JOB: Using the entries that follow, count the lines containing the word "JSON" and give that number by itself.

---+---

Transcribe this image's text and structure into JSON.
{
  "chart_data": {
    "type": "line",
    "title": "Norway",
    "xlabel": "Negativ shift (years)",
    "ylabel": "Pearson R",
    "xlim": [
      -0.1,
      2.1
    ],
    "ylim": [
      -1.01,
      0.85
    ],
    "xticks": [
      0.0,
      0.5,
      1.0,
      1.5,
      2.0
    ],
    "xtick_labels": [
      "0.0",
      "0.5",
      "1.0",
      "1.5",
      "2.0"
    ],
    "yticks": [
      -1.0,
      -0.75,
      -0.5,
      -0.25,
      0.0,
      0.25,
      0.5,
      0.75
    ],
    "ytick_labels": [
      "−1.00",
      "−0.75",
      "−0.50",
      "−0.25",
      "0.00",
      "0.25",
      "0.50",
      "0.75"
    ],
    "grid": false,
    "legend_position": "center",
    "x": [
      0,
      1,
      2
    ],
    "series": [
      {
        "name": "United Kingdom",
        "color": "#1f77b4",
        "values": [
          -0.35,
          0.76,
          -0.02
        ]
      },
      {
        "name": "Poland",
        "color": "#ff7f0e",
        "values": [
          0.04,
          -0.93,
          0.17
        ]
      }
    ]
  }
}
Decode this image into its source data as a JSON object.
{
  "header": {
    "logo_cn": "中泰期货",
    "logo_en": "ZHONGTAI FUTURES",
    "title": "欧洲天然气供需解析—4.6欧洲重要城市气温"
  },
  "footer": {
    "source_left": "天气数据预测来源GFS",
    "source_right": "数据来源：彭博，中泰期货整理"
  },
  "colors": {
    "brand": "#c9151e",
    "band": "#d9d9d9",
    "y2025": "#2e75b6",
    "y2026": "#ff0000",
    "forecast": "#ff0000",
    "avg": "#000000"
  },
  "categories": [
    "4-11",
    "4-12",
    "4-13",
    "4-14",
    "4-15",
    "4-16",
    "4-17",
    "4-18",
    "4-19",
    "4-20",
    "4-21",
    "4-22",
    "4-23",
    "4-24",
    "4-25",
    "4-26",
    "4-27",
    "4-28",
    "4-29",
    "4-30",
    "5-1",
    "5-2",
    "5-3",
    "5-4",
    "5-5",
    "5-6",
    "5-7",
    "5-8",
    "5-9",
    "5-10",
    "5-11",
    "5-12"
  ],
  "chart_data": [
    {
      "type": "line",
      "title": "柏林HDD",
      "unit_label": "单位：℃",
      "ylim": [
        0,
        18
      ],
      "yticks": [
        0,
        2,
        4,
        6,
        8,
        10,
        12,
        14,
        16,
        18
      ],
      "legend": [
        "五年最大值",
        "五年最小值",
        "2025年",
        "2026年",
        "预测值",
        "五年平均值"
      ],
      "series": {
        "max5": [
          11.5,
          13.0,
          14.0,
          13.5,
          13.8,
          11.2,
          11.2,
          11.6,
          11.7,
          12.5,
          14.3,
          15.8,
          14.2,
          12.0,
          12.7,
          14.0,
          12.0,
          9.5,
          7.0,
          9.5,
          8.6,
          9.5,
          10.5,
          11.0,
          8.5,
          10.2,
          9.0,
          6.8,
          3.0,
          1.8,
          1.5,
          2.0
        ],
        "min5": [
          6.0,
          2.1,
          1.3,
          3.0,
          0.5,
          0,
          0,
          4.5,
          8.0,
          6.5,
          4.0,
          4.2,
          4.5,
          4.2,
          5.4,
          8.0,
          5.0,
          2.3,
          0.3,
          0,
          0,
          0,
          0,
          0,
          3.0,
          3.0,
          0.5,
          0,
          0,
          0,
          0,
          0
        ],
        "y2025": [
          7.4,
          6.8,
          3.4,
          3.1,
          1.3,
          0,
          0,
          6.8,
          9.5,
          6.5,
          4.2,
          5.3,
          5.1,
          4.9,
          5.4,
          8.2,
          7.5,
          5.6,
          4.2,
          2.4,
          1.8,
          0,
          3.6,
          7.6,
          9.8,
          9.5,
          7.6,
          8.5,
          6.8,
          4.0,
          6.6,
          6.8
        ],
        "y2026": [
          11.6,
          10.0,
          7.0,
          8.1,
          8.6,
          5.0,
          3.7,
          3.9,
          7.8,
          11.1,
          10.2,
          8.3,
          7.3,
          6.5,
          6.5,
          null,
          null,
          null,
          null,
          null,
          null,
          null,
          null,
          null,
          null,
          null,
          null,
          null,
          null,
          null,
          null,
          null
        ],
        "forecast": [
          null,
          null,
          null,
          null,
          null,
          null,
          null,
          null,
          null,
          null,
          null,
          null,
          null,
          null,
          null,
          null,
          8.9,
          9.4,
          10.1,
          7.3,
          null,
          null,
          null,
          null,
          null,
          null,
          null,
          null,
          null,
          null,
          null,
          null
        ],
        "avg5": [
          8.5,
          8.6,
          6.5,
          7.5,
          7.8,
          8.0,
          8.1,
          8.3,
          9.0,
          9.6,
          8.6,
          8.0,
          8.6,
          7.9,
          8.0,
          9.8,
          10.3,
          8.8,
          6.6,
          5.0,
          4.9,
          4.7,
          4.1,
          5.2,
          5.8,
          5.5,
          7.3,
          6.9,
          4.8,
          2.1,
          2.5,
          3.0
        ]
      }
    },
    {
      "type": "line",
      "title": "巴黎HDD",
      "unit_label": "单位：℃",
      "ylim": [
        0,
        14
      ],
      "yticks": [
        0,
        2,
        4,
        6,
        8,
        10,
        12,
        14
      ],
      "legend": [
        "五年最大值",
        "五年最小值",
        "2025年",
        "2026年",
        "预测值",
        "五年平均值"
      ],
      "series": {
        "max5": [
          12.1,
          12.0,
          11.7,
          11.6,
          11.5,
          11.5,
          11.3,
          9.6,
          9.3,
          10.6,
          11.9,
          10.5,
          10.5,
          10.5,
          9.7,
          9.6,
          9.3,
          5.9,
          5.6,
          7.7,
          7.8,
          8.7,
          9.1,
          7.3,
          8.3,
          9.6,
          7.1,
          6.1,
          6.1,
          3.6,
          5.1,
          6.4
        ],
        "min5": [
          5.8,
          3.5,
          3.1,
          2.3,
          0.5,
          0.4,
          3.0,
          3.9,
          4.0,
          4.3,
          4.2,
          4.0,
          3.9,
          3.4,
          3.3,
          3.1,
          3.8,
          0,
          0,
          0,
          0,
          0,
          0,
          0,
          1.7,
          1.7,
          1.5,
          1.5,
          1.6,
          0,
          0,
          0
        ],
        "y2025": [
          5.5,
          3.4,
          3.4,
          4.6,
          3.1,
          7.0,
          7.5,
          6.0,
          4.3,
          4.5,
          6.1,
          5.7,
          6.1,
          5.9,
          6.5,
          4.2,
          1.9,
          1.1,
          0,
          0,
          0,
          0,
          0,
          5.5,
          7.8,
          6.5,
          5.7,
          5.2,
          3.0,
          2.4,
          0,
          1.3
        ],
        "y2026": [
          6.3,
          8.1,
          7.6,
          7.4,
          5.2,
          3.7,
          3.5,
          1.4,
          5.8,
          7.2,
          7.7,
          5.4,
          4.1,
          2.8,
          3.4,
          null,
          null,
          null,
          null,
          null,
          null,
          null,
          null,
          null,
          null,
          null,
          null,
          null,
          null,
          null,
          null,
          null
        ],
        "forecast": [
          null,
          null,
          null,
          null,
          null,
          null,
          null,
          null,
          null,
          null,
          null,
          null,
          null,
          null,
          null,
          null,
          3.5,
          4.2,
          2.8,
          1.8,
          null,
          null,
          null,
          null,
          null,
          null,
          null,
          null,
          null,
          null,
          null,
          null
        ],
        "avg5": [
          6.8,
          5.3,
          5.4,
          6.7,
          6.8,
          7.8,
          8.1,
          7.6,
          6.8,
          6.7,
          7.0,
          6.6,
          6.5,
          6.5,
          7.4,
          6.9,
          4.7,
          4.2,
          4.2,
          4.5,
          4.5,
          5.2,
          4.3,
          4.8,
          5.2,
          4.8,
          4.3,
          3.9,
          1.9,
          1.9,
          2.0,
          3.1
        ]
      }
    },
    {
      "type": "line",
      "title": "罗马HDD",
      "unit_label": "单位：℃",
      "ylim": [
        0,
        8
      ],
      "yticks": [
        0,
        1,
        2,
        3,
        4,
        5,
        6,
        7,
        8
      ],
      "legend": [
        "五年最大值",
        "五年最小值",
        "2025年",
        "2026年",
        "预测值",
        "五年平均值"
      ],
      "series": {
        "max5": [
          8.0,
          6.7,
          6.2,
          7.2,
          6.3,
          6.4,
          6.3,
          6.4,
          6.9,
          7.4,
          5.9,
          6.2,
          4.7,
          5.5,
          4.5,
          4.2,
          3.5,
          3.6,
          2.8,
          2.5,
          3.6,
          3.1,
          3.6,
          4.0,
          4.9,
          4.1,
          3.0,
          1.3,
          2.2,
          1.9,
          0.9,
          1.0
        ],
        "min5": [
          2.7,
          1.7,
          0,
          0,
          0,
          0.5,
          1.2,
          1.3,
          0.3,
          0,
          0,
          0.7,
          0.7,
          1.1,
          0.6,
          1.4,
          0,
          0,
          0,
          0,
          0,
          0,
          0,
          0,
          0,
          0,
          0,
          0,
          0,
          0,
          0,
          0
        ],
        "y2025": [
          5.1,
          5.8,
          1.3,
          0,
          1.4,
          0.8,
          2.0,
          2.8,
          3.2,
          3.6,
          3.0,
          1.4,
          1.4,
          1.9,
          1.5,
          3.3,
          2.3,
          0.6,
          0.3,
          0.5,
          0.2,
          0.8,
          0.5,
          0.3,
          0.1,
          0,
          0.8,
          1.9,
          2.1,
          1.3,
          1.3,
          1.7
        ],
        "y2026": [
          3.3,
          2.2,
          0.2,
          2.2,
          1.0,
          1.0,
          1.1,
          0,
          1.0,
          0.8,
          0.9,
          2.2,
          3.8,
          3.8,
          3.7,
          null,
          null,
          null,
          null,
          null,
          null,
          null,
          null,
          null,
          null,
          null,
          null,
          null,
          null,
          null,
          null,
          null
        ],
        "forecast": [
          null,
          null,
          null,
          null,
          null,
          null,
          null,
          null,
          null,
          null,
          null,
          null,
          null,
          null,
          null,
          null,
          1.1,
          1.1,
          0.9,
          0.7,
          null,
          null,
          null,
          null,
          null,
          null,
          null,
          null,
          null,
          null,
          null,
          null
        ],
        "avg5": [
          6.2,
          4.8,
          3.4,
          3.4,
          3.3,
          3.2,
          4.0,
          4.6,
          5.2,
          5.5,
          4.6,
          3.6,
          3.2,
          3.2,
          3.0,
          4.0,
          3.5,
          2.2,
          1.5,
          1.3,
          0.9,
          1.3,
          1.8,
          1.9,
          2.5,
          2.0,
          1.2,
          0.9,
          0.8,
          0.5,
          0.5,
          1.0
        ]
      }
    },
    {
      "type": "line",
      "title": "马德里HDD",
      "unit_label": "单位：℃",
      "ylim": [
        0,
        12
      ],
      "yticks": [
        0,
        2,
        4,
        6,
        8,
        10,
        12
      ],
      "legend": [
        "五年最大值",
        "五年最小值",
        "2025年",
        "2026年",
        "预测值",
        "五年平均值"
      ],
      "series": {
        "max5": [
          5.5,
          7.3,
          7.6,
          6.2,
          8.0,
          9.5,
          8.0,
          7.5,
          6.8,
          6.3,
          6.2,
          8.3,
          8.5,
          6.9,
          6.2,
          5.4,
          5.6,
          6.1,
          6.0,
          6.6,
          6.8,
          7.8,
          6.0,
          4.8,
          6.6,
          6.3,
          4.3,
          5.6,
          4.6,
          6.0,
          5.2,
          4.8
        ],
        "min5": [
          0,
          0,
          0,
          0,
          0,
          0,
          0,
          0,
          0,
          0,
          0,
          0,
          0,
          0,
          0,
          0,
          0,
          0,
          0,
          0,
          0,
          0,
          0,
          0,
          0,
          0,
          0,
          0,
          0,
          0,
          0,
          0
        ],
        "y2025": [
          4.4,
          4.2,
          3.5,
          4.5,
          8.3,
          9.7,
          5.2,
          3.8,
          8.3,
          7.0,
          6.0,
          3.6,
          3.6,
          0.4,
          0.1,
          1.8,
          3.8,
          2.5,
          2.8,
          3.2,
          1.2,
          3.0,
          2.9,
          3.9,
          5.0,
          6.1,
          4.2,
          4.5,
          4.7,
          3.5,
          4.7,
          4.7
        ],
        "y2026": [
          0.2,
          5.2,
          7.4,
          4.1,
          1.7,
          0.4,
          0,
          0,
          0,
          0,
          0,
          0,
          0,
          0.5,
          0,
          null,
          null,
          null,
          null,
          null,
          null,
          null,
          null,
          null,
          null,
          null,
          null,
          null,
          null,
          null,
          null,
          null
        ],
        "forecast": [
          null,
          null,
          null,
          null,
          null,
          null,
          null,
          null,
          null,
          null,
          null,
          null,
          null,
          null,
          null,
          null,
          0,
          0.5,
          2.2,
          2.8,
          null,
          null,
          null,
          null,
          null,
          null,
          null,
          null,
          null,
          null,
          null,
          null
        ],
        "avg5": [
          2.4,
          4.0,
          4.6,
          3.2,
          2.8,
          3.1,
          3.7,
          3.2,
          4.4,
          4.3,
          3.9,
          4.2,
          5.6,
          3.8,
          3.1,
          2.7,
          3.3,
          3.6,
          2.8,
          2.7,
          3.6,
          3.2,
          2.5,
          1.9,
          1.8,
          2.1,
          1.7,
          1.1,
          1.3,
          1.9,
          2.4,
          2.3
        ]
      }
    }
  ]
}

---+---

RESULT BELOW: 2